begin RAW RECORDS

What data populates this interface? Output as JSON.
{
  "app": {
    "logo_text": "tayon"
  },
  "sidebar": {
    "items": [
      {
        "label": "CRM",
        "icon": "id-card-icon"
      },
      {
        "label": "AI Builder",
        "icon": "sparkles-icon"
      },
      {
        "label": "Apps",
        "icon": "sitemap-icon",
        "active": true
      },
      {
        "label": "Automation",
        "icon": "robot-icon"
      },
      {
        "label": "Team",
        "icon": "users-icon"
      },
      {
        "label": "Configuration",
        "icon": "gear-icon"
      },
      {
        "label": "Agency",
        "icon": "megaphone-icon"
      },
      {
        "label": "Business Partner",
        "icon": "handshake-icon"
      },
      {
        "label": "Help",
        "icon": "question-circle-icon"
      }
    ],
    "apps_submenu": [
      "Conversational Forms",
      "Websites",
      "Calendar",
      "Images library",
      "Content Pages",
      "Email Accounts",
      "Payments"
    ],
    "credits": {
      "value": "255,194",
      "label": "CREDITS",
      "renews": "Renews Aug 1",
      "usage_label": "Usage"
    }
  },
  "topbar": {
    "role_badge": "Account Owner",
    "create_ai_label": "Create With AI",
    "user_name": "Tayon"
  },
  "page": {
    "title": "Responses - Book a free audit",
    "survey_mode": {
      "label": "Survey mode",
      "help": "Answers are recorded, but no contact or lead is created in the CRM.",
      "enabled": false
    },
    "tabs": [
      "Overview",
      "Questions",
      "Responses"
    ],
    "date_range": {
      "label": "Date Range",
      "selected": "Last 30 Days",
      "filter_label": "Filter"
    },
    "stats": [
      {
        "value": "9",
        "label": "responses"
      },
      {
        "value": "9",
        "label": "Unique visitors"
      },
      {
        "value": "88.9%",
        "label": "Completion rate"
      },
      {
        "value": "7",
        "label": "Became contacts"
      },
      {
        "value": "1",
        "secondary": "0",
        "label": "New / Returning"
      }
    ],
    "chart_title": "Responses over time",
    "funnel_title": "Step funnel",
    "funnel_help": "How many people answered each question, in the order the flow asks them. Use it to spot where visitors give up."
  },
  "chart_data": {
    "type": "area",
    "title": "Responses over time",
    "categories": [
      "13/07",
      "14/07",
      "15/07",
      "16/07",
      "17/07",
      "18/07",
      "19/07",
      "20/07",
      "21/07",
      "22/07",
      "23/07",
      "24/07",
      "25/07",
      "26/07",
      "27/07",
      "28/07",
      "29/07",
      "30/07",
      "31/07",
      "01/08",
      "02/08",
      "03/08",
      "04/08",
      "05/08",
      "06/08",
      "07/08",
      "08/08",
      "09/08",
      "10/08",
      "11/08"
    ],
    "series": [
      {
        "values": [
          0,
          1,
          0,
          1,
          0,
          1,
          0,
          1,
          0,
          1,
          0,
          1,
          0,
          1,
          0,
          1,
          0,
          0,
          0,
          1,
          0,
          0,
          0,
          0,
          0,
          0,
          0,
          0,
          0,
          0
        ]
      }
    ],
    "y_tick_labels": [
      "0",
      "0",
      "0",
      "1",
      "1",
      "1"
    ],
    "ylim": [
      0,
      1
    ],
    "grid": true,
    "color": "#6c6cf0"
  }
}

end RAW RECORDS

Extract the full listing and reproduce each line exactly.

RESPONSE BELOW
What data populates this interface? Output as JSON.
{
  "app": {
    "logo_text": "tayon"
  },
  "sidebar": {
    "items": [
      {
        "label": "CRM",
        "icon": "id-card-icon"
      },
      {
        "label": "AI Builder",
        "icon": "sparkles-icon"
      },
      {
        "label": "Apps",
        "icon": "sitemap-icon",
        "active": true
      },
      {
        "label": "Automation",
        "icon": "robot-icon"
      },
      {
        "label": "Team",
        "icon": "users-icon"
      },
      {
        "label": "Configuration",
        "icon": "gear-icon"
      },
      {
        "label": "Agency",
        "icon": "megaphone-icon"
      },
      {
        "label": "Business Partner",
        "icon": "handshake-icon"
      },
      {
        "label": "Help",
        "icon": "question-circle-icon"
      }
    ],
    "apps_submenu": [
      "Conversational Forms",
      "Websites",
      "Calendar",
      "Images library",
      "Content Pages",
      "Email Accounts",
      "Payments"
    ],
    "credits": {
      "value": "255,194",
      "label": "CREDITS",
      "renews": "Renews Aug 1",
      "usage_label": "Usage"
    }
  },
  "topbar": {
    "role_badge": "Account Owner",
    "create_ai_label": "Create With AI",
    "user_name": "Tayon"
  },
  "page": {
    "title": "Responses - Book a free audit",
    "survey_mode": {
      "label": "Survey mode",
      "help": "Answers are recorded, but no contact or lead is created in the CRM.",
      "enabled": false
    },
    "tabs": [
      "Overview",
      "Questions",
      "Responses"
    ],
    "date_range": {
      "label": "Date Range",
      "selected": "Last 30 Days",
      "filter_label": "Filter"
    },
    "stats": [
      {
        "value": "9",
        "label": "responses"
      },
      {
        "value": "9",
        "label": "Unique visitors"
      },
      {
        "value": "88.9%",
        "label": "Completion rate"
      },
      {
        "value": "7",
        "label": "Became contacts"
      },
      {
        "value": "1",
        "secondary": "0",
        "label": "New / Returning"
      }
    ],
    "chart_title": "Responses over time",
    "funnel_title": "Step funnel",
    "funnel_help": "How many people answered each question, in the order the flow asks them. Use it to spot where visitors give up."
  },
  "chart_data": {
    "type": "area",
    "title": "Responses over time",
    "categories": [
      "13/07",
      "14/07",
      "15/07",
      "16/07",
      "17/07",
      "18/07",
      "19/07",
      "20/07",
      "21/07",
      "22/07",
      "23/07",
      "24/07",
      "25/07",
      "26/07",
      "27/07",
      "28/07",
      "29/07",
      "30/07",
      "31/07",
      "01/08",
      "02/08",
      "03/08",
      "04/08",
      "05/08",
      "06/08",
      "07/08",
      "08/08",
      "09/08",
      "10/08",
      "11/08"
    ],
    "series": [
      {
        "values": [
          0,
          1,
          0,
          1,
          0,
          1,
          0,
          1,
          0,
          1,
          0,
          1,
          0,
          1,
          0,
          1,
          0,
          0,
          0,
          1,
          0,
          0,
          0,
          0,
          0,
          0,
          0,
          0,
          0,
          0
        ]
      }
    ],
    "y_tick_labels": [
      "0",
      "0",
      "0",
      "1",
      "1",
      "1"
    ],
    "ylim": [
      0,
      1
    ],
    "grid": true,
    "color": "#6c6cf0"
  }
}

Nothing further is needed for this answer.